REQUIRED WORK ::
Below is a listing to write out in full, exactly as given, without its pictures.

(Saved data entries)
===============
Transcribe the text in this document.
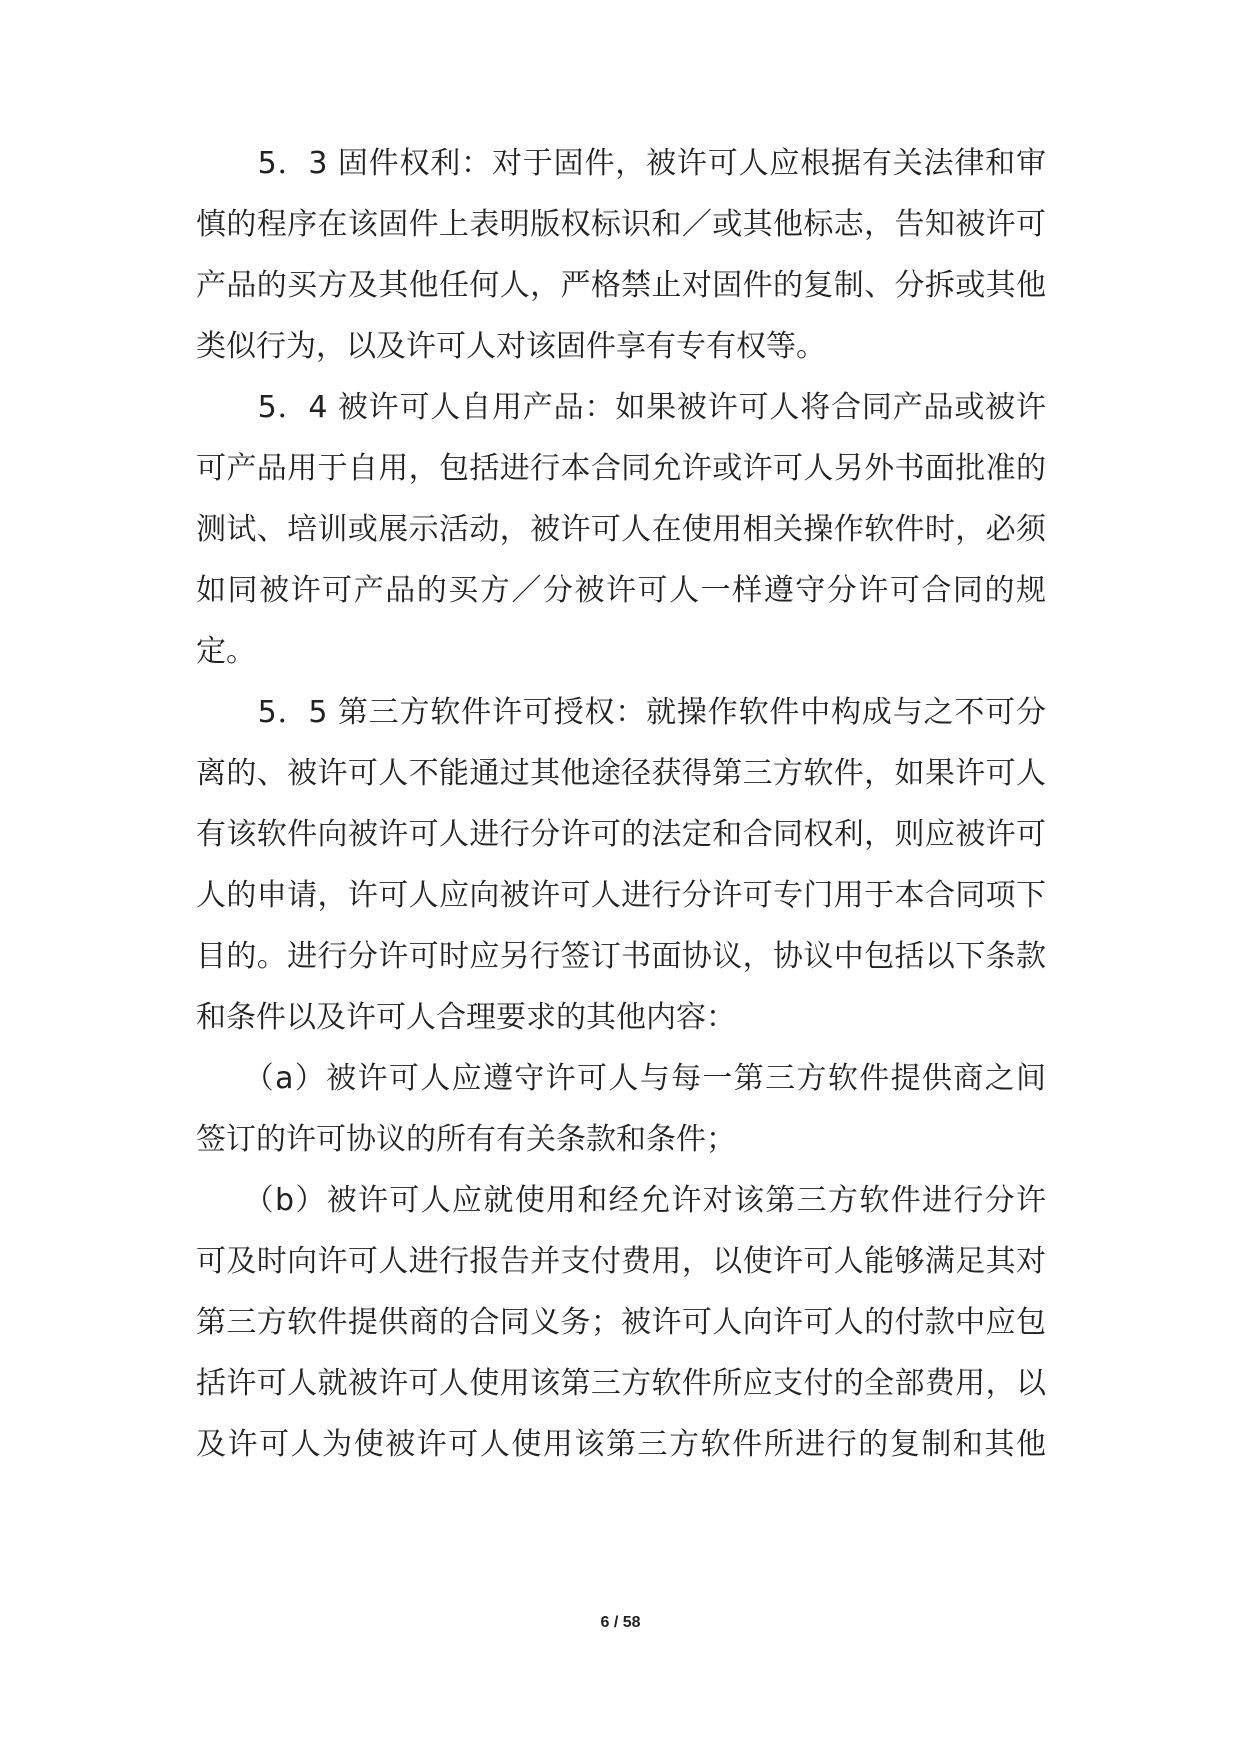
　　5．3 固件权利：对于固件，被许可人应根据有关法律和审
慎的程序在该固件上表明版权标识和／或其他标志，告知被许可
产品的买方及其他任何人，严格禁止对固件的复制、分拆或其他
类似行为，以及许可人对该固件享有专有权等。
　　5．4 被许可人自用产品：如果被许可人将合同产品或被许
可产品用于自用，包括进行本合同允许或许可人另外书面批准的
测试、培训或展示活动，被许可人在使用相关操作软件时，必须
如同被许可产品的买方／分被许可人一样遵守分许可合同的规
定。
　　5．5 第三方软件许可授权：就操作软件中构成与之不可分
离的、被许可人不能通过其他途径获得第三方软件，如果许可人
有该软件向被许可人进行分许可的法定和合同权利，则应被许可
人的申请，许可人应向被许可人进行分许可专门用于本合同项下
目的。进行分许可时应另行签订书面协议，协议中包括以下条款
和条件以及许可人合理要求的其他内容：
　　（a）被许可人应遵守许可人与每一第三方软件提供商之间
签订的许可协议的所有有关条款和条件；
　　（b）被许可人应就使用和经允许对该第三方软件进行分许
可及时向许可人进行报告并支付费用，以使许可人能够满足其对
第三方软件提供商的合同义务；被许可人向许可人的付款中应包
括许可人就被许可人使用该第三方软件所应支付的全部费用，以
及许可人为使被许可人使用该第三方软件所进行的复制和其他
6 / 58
===============
EXERCISE OUTPUT ::
Transcribe the text in this document.
　　5．3 固件权利：对于固件，被许可人应根据有关法律和审
慎的程序在该固件上表明版权标识和／或其他标志，告知被许可
产品的买方及其他任何人，严格禁止对固件的复制、分拆或其他
类似行为，以及许可人对该固件享有专有权等。
　　5．4 被许可人自用产品：如果被许可人将合同产品或被许
可产品用于自用，包括进行本合同允许或许可人另外书面批准的
测试、培训或展示活动，被许可人在使用相关操作软件时，必须
如同被许可产品的买方／分被许可人一样遵守分许可合同的规
定。
　　5．5 第三方软件许可授权：就操作软件中构成与之不可分
离的、被许可人不能通过其他途径获得第三方软件，如果许可人
有该软件向被许可人进行分许可的法定和合同权利，则应被许可
人的申请，许可人应向被许可人进行分许可专门用于本合同项下
目的。进行分许可时应另行签订书面协议，协议中包括以下条款
和条件以及许可人合理要求的其他内容：
　　（a）被许可人应遵守许可人与每一第三方软件提供商之间
签订的许可协议的所有有关条款和条件；
　　（b）被许可人应就使用和经允许对该第三方软件进行分许
可及时向许可人进行报告并支付费用，以使许可人能够满足其对
第三方软件提供商的合同义务；被许可人向许可人的付款中应包
括许可人就被许可人使用该第三方软件所应支付的全部费用，以
及许可人为使被许可人使用该第三方软件所进行的复制和其他
6 / 58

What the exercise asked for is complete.